Selected passage:
◇ ◇ ◇ ◇ ◇ ◇ ◇

Cover ArtThis book is one of the most powerful, fulfilling Westerns I've read. It contains a great deal of action (and keeps the reader in suspense about how it will play out), but also digs deeper into the element of identity, character, and what it means to be a hero.

Publisher’s description:

John Russell, a young man nicknamed Hombre by the Apaches who raised him, has a deadly confrontation with a determined gang of stagecoach robbers.

Find Hombre in our online catalog

Cover ArtRecommended by a friend of mine, this book is among my favorites so far. It tells the story of an aging veteran who reads news from newspapers at public gatherings, and is transporting back to her family a 10-year old girl who was a captive of the Kiowa. An unforgettable tale.

◇ ◇ ◇ ◇ ◇ ◇ ◇

Exercise requirements:
In the book recommendations, who raised John Russell, according to the publisher's description?

Data extract:
◇ ◇ ◇ ◇ ◇ ◇ ◇

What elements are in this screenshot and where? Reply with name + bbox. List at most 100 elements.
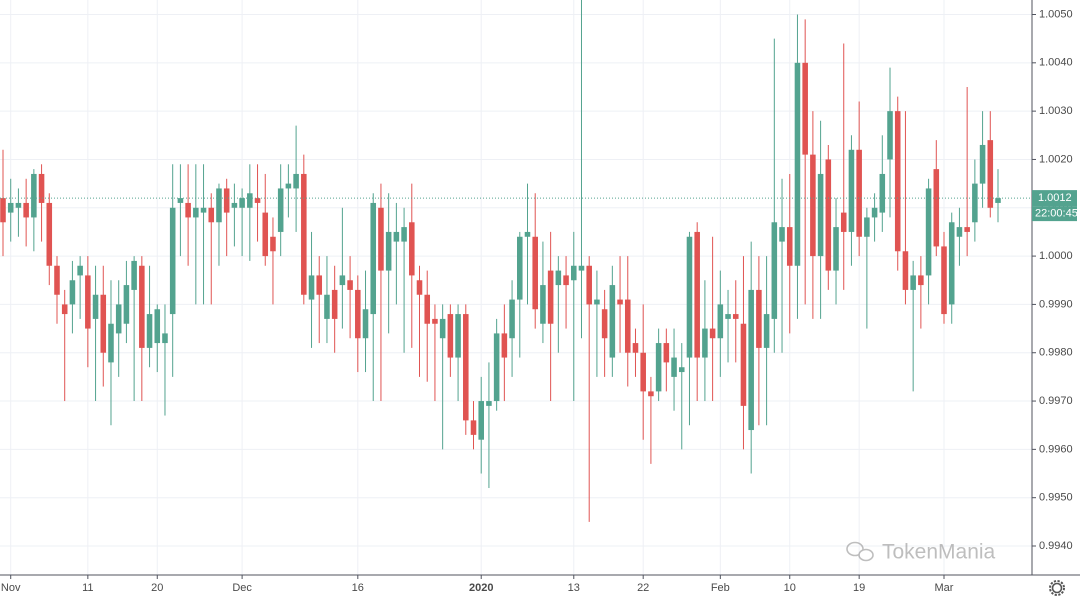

◇ ◇ ◇ ◇ ◇ ◇ ◇

Finished exercise:
The Apaches raised him.